#### PROBLEM DESCRIPTION
The entries need to be copied exactly.

#### TASK INPUT
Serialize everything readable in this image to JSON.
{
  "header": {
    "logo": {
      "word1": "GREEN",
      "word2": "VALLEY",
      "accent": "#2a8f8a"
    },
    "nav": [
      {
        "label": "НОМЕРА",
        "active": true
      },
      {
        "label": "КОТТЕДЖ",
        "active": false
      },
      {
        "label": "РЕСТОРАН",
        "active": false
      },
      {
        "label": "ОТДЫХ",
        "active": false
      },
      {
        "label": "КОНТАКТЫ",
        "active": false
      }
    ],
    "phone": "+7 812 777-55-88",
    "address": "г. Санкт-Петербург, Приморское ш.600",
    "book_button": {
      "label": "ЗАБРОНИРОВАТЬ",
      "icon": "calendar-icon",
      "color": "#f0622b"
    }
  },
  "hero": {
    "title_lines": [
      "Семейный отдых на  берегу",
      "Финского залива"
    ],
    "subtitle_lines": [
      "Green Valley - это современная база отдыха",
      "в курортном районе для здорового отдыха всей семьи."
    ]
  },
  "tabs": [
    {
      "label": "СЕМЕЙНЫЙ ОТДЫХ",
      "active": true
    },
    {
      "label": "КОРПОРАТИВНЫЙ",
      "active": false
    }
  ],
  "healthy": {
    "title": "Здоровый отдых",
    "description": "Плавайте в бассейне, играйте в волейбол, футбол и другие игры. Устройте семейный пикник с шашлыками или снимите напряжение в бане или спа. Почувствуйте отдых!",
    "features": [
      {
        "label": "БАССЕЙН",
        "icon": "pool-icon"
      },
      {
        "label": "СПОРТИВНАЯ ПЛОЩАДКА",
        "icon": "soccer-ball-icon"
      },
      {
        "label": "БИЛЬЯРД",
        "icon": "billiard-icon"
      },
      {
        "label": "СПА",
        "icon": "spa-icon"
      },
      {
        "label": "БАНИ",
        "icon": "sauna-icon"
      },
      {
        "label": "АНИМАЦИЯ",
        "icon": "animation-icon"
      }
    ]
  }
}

#### RESPONSE TO THE EXERCISE
Serialize everything readable in this image to JSON.
{
  "header": {
    "logo": {
      "word1": "GREEN",
      "word2": "VALLEY",
      "accent": "#2a8f8a"
    },
    "nav": [
      {
        "label": "НОМЕРА",
        "active": true
      },
      {
        "label": "КОТТЕДЖ",
        "active": false
      },
      {
        "label": "РЕСТОРАН",
        "active": false
      },
      {
        "label": "ОТДЫХ",
        "active": false
      },
      {
        "label": "КОНТАКТЫ",
        "active": false
      }
    ],
    "phone": "+7 812 777-55-88",
    "address": "г. Санкт-Петербург, Приморское ш.600",
    "book_button": {
      "label": "ЗАБРОНИРОВАТЬ",
      "icon": "calendar-icon",
      "color": "#f0622b"
    }
  },
  "hero": {
    "title_lines": [
      "Семейный отдых на  берегу",
      "Финского залива"
    ],
    "subtitle_lines": [
      "Green Valley - это современная база отдыха",
      "в курортном районе для здорового отдыха всей семьи."
    ]
  },
  "tabs": [
    {
      "label": "СЕМЕЙНЫЙ ОТДЫХ",
      "active": true
    },
    {
      "label": "КОРПОРАТИВНЫЙ",
      "active": false
    }
  ],
  "healthy": {
    "title": "Здоровый отдых",
    "description": "Плавайте в бассейне, играйте в волейбол, футбол и другие игры. Устройте семейный пикник с шашлыками или снимите напряжение в бане или спа. Почувствуйте отдых!",
    "features": [
      {
        "label": "БАССЕЙН",
        "icon": "pool-icon"
      },
      {
        "label": "СПОРТИВНАЯ ПЛОЩАДКА",
        "icon": "soccer-ball-icon"
      },
      {
        "label": "БИЛЬЯРД",
        "icon": "billiard-icon"
      },
      {
        "label": "СПА",
        "icon": "spa-icon"
      },
      {
        "label": "БАНИ",
        "icon": "sauna-icon"
      },
      {
        "label": "АНИМАЦИЯ",
        "icon": "animation-icon"
      }
    ]
  }
}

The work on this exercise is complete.